### TASK INSTRUCTIONS:
Filter the lines below, copying only those with the string "injuries".

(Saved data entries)
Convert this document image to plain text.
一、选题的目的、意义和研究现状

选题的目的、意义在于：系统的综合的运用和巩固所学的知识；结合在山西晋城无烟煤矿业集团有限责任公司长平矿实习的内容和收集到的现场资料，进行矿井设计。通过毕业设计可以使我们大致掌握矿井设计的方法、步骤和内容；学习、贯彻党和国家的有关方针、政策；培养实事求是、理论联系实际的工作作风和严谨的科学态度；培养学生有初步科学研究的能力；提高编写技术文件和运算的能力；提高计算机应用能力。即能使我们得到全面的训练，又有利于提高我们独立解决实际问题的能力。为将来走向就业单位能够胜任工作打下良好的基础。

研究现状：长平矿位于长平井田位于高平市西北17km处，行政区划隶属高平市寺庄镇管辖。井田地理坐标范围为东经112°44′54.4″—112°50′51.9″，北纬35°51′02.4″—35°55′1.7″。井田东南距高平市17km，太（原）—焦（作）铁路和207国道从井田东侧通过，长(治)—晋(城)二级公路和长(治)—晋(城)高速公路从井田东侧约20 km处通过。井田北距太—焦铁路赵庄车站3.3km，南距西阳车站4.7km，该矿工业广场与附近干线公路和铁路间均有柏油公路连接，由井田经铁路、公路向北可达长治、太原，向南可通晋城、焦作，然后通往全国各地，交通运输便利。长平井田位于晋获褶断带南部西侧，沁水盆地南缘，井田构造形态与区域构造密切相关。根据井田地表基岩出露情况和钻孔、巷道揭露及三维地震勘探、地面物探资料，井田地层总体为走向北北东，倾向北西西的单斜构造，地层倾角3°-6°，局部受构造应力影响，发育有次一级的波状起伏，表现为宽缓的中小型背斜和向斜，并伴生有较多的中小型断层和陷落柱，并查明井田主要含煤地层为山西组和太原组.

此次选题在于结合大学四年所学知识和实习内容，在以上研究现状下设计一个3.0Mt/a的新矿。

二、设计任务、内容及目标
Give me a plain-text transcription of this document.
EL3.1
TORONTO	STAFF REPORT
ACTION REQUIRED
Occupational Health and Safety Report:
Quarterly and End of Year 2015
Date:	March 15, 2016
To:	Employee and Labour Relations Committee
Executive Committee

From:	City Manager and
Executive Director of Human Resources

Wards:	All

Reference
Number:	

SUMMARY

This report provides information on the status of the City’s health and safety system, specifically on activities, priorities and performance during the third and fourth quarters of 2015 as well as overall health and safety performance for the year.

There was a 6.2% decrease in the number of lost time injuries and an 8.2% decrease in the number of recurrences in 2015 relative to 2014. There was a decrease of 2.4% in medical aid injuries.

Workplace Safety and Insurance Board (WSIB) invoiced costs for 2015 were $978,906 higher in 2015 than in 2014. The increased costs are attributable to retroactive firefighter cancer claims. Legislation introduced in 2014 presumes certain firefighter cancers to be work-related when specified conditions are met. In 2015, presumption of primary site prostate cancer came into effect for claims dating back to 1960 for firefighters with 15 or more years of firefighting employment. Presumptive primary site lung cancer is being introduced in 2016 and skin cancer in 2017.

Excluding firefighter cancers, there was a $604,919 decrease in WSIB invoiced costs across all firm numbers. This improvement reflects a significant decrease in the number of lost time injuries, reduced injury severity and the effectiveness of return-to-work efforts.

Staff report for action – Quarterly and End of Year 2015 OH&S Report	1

### COMPLETE OUTPUT:
There was a 6.2% decrease in the number of lost time injuries and an 8.2% decrease in the number of recurrences in 2015 relative to 2014. There was a decrease of 2.4% in medical aid injuries.
Excluding firefighter cancers, there was a $604,919 decrease in WSIB invoiced costs across all firm numbers. This improvement reflects a significant decrease in the number of lost time injuries, reduced injury severity and the effectiveness of return-to-work efforts.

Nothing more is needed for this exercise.